(Some records)

───

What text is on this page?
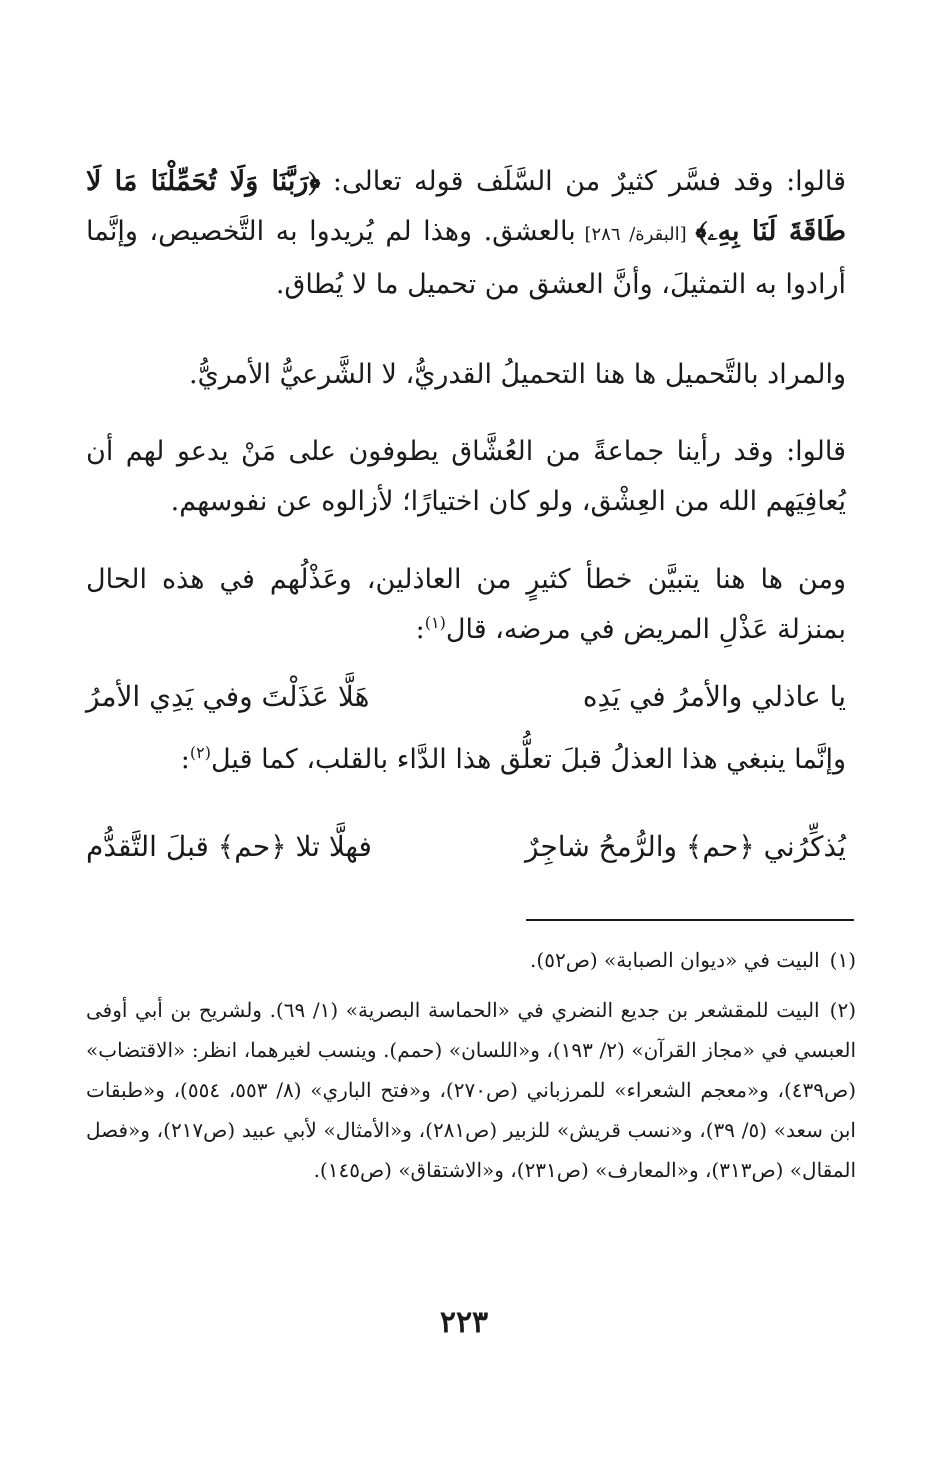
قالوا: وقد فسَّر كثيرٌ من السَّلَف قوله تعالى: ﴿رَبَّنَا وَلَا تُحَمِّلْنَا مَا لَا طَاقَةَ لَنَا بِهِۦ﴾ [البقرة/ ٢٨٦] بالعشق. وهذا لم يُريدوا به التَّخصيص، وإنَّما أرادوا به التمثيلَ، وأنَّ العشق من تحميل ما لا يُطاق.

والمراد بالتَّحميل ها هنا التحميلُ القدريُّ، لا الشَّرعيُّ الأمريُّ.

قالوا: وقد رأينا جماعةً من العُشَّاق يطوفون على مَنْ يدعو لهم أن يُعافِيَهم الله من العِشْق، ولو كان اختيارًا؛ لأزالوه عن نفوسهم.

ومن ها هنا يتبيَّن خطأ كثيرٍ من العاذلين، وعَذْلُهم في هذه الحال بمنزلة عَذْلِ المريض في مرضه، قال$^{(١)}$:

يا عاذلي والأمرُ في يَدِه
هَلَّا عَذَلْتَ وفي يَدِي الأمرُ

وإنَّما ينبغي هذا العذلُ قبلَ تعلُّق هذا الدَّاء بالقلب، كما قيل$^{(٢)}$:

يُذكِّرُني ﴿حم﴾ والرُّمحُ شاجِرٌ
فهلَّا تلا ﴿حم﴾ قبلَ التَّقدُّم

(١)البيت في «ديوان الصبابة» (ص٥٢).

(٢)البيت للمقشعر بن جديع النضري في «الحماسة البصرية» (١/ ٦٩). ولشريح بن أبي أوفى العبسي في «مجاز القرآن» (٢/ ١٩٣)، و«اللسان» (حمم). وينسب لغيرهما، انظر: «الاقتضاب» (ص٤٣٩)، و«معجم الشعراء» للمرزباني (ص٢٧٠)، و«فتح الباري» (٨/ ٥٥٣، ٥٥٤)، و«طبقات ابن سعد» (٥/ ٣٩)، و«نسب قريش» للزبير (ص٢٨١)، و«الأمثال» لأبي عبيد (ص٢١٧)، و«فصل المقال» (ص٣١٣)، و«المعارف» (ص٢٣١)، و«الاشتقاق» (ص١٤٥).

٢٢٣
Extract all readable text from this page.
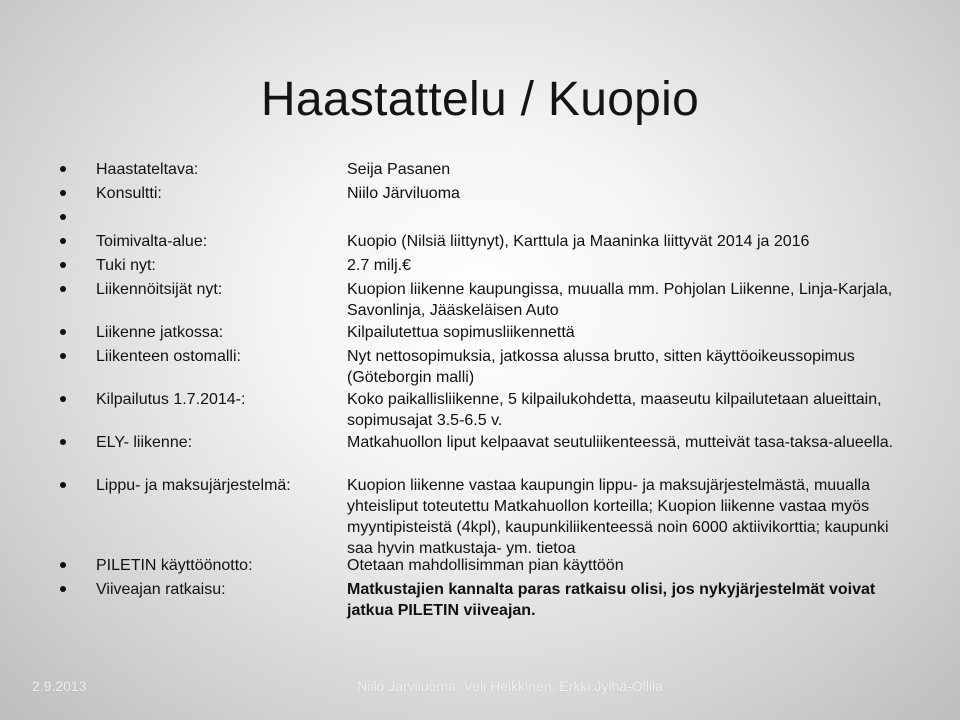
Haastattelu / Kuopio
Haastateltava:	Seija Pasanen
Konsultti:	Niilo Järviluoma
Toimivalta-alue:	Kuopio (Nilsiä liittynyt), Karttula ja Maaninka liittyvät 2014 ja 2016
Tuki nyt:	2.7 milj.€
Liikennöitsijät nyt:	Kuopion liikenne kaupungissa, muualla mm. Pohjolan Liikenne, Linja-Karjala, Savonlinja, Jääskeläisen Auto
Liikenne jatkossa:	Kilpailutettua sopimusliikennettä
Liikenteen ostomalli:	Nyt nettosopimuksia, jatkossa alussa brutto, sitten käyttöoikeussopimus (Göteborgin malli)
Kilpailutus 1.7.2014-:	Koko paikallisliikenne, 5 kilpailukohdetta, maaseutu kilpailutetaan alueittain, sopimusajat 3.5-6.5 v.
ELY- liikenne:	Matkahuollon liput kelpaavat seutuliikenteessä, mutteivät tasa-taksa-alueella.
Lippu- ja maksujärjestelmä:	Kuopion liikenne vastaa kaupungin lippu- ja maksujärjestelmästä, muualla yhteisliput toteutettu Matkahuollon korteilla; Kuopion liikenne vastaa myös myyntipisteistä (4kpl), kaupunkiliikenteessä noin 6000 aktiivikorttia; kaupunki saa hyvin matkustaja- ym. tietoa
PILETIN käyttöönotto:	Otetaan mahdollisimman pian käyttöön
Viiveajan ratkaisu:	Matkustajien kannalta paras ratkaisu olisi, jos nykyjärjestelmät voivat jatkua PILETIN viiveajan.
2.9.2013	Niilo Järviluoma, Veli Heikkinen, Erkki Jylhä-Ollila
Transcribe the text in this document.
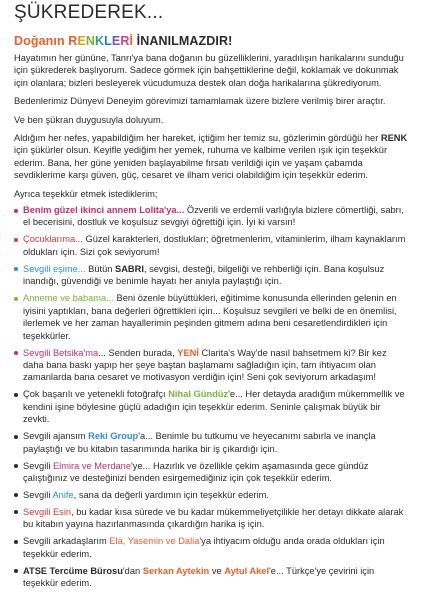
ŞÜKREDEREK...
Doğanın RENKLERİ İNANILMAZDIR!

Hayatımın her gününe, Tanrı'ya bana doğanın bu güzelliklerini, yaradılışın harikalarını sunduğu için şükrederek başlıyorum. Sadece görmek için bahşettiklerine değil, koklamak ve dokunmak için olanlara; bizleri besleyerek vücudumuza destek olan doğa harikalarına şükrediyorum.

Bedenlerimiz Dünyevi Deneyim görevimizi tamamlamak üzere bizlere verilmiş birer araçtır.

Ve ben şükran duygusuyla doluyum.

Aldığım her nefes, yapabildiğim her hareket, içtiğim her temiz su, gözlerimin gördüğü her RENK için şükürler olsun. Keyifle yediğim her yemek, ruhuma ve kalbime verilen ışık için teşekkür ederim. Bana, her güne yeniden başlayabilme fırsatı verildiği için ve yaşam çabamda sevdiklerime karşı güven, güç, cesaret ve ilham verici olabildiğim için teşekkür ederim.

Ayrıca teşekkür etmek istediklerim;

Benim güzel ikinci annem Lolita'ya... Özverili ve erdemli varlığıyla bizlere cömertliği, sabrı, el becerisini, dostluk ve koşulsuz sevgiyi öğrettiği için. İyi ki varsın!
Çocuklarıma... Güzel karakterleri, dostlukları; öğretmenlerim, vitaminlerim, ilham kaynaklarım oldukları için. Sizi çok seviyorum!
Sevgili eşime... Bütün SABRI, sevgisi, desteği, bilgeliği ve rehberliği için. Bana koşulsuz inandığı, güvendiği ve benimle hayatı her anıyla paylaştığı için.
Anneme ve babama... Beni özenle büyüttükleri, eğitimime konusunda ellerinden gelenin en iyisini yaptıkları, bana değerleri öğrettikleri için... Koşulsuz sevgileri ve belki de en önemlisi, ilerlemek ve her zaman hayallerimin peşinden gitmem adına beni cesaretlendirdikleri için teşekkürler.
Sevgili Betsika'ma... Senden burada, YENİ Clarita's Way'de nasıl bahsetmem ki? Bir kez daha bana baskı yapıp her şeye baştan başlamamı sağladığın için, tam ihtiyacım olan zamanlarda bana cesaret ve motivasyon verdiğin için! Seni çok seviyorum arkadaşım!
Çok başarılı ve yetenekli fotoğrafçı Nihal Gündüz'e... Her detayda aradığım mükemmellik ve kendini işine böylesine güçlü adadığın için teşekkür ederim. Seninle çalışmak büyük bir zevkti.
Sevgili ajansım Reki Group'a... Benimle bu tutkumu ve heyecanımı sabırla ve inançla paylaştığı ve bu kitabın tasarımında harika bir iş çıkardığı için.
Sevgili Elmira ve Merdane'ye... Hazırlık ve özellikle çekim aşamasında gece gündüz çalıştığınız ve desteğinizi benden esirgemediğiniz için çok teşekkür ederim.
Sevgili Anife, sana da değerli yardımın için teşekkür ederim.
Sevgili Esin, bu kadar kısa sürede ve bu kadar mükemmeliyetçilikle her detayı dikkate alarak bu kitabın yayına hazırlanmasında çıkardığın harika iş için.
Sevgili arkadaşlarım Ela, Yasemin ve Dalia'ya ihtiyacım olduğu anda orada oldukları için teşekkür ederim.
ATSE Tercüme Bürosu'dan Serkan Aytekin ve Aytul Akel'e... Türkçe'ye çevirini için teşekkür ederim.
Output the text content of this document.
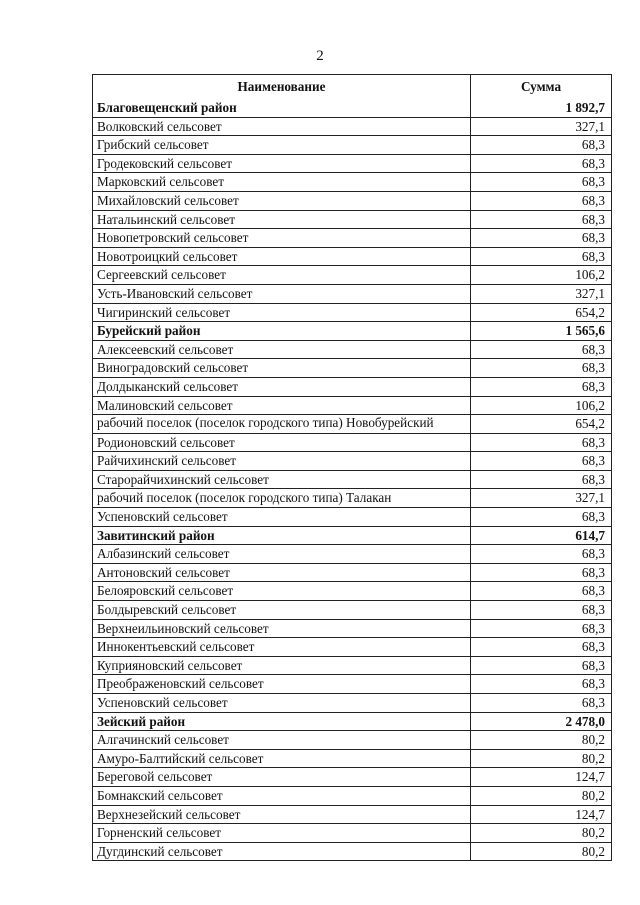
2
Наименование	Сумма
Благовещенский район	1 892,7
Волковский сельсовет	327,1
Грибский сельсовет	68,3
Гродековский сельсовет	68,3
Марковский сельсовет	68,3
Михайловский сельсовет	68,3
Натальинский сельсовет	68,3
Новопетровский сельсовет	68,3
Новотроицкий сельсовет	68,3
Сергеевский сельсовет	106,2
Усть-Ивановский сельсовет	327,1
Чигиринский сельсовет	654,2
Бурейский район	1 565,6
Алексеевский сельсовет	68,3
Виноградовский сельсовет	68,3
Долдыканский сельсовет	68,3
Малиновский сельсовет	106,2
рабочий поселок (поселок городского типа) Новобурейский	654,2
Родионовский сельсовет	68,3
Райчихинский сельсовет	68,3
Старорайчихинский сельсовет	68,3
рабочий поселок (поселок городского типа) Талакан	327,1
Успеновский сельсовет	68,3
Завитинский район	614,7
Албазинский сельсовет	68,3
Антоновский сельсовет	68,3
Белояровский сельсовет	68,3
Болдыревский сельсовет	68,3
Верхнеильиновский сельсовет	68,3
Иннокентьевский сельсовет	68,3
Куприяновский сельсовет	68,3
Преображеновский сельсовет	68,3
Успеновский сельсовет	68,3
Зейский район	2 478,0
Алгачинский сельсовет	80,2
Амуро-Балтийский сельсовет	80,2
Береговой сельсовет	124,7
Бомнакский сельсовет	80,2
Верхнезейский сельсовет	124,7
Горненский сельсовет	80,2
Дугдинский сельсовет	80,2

───

Lines containing the string "page" are to be selected and copied.

Task solution:
What text is on this page?
Extract all readable text from this page.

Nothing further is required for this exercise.